Selected excerpt =
+--

Home > Got Questions?, Science > Are there effective medicines for treating core autism symptoms?

Are there effective medicines for treating core autism symptoms?


This week’s “Got Questions” answer comes from Joseph Horrigan, MD, Autism Speaks assistant vice president, head of medical research.

First, it’s important to note that medicines for treating autism are most effective when used in conjunction with behavioral therapies. Ideally, medicines are a complement to other treatment strategies.

Medicines for treating autism’s three core symptoms—communication difficulties, social challenges and repetitive behavior—have long represented a huge area of unmet need. Unfortunately, few drugs on the market today effectively relieve these symptoms and none of the options most often prescribed by practitioners work well for every individual.

In fact, while the Food and Drug Administration (FDA) has approved two drugs for treating irritability associated with the autism (risperidone and aripiprazole), it has yet to approve a medicine for treating autism’s three core characteristics. Nonetheless, medicines such as risperidone and aripiprazole can be beneficial in ways that can ease these core symptoms, because relieving irritability often improves sociability while reducing tantrums, aggressive outbursts and self-injurious behaviors.

+--

Using the information =
1 - Set down the passage of the autism medicines text that begins at the words "Home > Got Questions?, Science" and stops after the words "other treatment strategies.", copying it word for word.
2 - Resume the text on medicines for core autism symptoms, picking up right after its final sentence.

[Collected data]
+--

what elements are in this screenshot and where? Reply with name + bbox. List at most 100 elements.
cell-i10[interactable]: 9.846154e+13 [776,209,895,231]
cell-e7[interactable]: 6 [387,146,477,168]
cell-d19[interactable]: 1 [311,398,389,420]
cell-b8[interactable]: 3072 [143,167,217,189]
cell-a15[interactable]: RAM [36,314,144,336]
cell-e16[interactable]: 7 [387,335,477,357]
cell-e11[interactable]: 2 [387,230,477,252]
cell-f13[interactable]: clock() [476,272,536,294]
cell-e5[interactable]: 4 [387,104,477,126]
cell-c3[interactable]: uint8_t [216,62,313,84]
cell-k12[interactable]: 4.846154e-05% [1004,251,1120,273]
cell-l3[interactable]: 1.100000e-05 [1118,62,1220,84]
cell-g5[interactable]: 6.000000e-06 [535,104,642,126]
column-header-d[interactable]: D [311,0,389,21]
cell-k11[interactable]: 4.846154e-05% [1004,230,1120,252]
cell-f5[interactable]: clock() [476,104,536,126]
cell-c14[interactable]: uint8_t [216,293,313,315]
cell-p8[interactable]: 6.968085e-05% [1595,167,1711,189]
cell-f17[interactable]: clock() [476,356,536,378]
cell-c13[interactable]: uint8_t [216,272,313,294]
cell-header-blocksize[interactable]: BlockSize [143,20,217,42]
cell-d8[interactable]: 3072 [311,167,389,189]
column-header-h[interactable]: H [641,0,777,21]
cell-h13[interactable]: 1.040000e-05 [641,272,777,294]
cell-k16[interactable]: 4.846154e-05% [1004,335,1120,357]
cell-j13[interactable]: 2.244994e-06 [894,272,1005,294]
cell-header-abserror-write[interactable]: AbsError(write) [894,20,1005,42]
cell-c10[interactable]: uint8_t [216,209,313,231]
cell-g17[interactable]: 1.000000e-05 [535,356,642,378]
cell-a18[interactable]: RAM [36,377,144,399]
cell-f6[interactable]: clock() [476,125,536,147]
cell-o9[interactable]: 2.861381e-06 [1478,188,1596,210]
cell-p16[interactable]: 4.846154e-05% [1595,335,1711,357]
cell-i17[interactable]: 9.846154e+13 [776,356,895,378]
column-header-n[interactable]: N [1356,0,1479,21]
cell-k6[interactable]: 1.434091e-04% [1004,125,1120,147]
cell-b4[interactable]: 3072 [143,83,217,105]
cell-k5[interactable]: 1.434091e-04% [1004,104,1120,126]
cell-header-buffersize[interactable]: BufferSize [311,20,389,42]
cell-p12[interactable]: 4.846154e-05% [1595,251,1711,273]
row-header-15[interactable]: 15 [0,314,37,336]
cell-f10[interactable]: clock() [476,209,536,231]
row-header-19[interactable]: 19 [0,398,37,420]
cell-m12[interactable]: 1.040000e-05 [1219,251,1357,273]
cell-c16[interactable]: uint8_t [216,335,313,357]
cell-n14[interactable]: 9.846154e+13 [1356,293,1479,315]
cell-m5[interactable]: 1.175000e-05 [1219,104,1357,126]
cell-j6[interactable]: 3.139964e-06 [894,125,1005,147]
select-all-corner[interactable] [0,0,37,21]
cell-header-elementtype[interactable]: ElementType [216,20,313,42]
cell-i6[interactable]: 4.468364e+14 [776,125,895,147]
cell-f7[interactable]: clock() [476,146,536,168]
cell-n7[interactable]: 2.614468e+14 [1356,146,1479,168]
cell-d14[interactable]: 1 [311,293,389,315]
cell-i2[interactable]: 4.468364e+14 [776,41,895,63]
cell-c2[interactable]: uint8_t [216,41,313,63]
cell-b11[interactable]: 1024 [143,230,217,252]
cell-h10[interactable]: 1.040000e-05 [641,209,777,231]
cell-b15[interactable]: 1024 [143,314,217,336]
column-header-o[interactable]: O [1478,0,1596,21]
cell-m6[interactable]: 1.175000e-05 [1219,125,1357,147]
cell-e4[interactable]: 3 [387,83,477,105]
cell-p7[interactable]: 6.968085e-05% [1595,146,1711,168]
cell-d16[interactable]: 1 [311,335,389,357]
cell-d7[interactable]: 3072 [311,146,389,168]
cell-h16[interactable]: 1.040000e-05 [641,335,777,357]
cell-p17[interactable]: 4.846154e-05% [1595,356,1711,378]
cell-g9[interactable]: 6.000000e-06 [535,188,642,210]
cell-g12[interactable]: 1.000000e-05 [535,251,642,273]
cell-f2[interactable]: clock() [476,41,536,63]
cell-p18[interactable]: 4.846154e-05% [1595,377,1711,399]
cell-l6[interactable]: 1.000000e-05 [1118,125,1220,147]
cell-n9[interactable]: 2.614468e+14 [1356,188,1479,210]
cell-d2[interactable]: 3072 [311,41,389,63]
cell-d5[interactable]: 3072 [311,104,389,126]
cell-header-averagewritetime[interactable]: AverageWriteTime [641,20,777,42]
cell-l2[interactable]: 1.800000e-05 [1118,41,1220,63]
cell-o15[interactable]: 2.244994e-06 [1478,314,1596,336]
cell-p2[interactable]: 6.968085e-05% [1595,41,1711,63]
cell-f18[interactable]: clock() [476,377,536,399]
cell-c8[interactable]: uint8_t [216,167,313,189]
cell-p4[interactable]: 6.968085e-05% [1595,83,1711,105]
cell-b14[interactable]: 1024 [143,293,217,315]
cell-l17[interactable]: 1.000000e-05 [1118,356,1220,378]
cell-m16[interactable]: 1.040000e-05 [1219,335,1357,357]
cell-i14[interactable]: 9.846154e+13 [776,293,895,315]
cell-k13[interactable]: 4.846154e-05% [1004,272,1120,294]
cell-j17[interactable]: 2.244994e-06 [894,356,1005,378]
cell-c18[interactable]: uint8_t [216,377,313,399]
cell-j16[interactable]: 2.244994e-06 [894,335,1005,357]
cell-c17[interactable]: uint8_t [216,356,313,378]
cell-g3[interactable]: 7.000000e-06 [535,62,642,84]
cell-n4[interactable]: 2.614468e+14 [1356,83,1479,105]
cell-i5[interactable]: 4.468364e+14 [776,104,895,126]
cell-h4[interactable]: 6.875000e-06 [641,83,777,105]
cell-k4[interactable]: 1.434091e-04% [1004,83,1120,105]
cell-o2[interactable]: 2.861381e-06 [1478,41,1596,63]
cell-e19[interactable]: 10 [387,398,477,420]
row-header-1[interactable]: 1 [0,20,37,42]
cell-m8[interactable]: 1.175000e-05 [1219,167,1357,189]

+--

Exercise responses =
1 -
Home > Got Questions?, Science > Are there effective medicines for treating core autism symptoms?

Are there effective medicines for treating core autism symptoms?


This week’s “Got Questions” answer comes from Joseph Horrigan, MD, Autism Speaks assistant vice president, head of medical research.

First, it’s important to note that medicines for treating autism are most effective when used in conjunction with behavioral therapies. Ideally, medicines are a complement to other treatment strategies.

2 -
The good news is that the range of medication options may soon change, thanks to recent advances in our understanding of the biology that produces autism’s core symptoms. This has made it possible for researchers to begin testing compounds that may help normalize crucial brain functions involved in autism. Early experiments suggest that several compounds with different mechanisms of action have great potential for clinical use, and many are now in clinical trials. [This link takes you to the search engine of the NIH clinical trial network, with results under the search term “autism.”]

Although these developments are exciting and hold real promise for bettering the lives of people with autism, we will have to wait at least a few more years before we know if any of these drug studies produce enough information on safety and effectiveness to merit FDA approval for the treatment of core symptoms.

Today, most medicines prescribed to ease autism’s disabling symptoms are used “off label,” meaning that their FDA approval is for other, sometimes-related conditions such as attention deficit hyperactivity disorder (ADHD), sleep disturbances or depression. Such off-label use is common in virtually all areas of medicine and is usually done to relieve significant suffering in the absence of sufficiently large and targeted studies.

An example in autism would be the class of medicines known as selective serotonin re-uptake inhibitors (SSRIs), including fluoxetine. Several of these medicines are FDA-approved for the treatment of anxiety disorders and depression, in children as well as adults. Although large clinical trials have yet to demonstrate their effectiveness, parents and clinicians have found that they can  ease social difficulties among some people with autism. However, it has proven to be difficult to predict which medicines in this class may produce the greatest benefit for a given patient with autism. Similarly, determining the best dose can be quite challenging.

Another example would be naltrexone, which is FDA-approved for the treatment of alcohol and opioid addictions. It can ease disabling repetitive and self-injurious behaviors in some children and adults with autism.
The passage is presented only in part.